Les concepteurs ont sélectionné des extraits de la situation professionnelle et des différents entretiens, selon les critères énoncés plus haut. Chaque situation a été renseignée par un contexte précis afin de positionner l’extrait choisi dans un contexte situé et une ingénierie globale.

Chaque extrait d’entretien d’autoconfrontation a été titré par un verbatim. Les textes d’analyse qui accompagnent ce premier corpus de ressources visent à rendre accessibles à un tiers les intentions et les préoccupations de formateurs ainsi que les tensions et dilemmes qui se posent à eux dans la situation.

Les autres capsules vidéo (les regards de pairs et les regards complémentaires) ont été nommées en fonction du thème principal abordé et ce dans le but de guider le futur usager dans le visionnage des matériaux. La consistance et la justesse des matériaux recueillis et des premières situations professionnelles sélectionnées ont été validées par les formateurs à qui nous avons présenté ces éléments. 

À partir des l’ensemble des points de vue portés sur la situation, les concepteurs ont dégagé plusieurs axes thématiques qui constituent des portes d’entrée dans les situations. Ces axes d’analyse renvoient à des questions professionnelles situées qui ont nécessité des arbitrages de la part des formateurs en contexte. Ces arbitrages peuvent se discuter dans le métier, y compris pour des formateurs expérimentés.

Un exemple : les ressources de la situation intitulée “Anne fait des apports ” permettent de mettre au travail différentes questions professionnelles à partir des points de vue croisés. 

  • Sélectionner des références théoriques
  • Traduire et mobiliser ces références
  • Articuler expériences et savoirs théoriques
  • Construire des connaissances sur le langage

Les usages en formation

Accompagner les formateurs de formateurs à problématiser l’expérience des formateurs d’enseignants par le biais de l’analyse du travail, constitue l’enjeu majeur de cette ressource.

◆ ◆ ◆ ◆ ◆

» **LISTE DES ACTIVITÉS**:
**1)** Répondez aux questions suivantes d'après le texte sur la conception de la ressource de formation :
(a) Par quoi chaque extrait d'entretien d'autoconfrontation a-t-il été titré ?
(b) Par qui la consistance et la justesse des matériaux recueillis ont-elles été validées ?
(c) Quel est l'intitulé de la situation citée en exemple ?
**2)** Donnez, s'il vous plaît, la suite du texte sur la conception de la ressource de formation, après sa dernière phrase.

◆ ◆ ◆ ◆ ◆

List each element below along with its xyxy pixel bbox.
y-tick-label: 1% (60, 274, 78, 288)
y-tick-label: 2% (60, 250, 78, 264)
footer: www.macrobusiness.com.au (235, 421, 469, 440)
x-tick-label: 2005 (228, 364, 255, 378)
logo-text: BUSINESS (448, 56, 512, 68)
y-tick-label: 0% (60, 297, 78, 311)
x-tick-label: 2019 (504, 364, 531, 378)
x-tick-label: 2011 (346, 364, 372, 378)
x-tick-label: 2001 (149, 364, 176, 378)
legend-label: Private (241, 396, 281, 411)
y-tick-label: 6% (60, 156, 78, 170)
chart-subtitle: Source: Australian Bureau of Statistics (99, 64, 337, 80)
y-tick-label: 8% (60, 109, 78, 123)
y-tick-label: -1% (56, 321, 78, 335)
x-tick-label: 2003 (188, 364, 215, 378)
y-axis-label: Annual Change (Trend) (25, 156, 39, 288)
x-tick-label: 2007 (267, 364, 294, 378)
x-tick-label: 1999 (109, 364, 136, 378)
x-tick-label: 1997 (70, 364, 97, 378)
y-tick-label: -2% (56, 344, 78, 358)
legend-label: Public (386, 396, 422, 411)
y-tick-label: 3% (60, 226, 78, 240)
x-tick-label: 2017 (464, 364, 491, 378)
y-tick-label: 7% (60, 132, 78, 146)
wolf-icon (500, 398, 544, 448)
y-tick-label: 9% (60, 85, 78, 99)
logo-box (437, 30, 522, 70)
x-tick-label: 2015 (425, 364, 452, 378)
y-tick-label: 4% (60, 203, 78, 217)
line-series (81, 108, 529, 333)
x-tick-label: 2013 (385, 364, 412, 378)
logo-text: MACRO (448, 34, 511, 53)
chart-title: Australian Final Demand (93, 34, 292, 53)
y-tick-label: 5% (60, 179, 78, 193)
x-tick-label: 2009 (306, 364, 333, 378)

◆ ◆ ◆ ◆ ◆

» **RÉPONSES NUMÉROTÉES**:
**1)**
(a) Par un verbatim.
(b) Par les formateurs à qui ces éléments ont été présentés.
(c) « Anne fait des apports ».

**2)**
En visionnant ces vidéos, entre formateurs, on pourrait être tenté de limiter l’analyse à un jugement de valeur sur les démarches mises en œuvre ou sur les tâches proposées. Ce faisant, on risque d’analyser l’action des autres en fonction de nos croyances, de notre expérience, de nos représentations de ce que doit être la formation. Ou bien de faire comme si dix minutes de l’activité en formation suffisait à comprendre le travail du formateur et ses intentions. Ou bien encore de faire comme s’il existait un référentiel de bonnes pratiques, en sous-estimant la complexité et la variabilité des situations et des contextes. 

Nous vous invitons à postuler du principe de la "cohérence de l’action" des formateurs qui donnent à voir leur travail, pour verbaliser et analyser précisément les problèmes qu’ils ont à résoudre en formation ; prendre le temps de comprendre la nature de leurs contraintes mais aussi de leurs difficultés et des raisons qui sont à l’origine de leurs choix ; et d’envisager des alternatives utiles et acceptables en contexte.

Les ressources proposées dans l’onglet outils ont été conçues dans cette perspective, pour accompagner les usages de la ressource NéopassForm@tion. 

Référence

  • Ria, L. (2022). Analyse du travail à des fins de formation : observatoire, méthodologie, co-conception et portage institutionnel dans le cadre du programme Néopass©. In B. Albero & J. Thievenaz (Eds.), Enquêter dans les métiers de l’humain. Traité de méthodologie de la recherche en sciences de l'éducation et de la formation. Éditions Raison et Passions (p 338 à 350). Tome 3.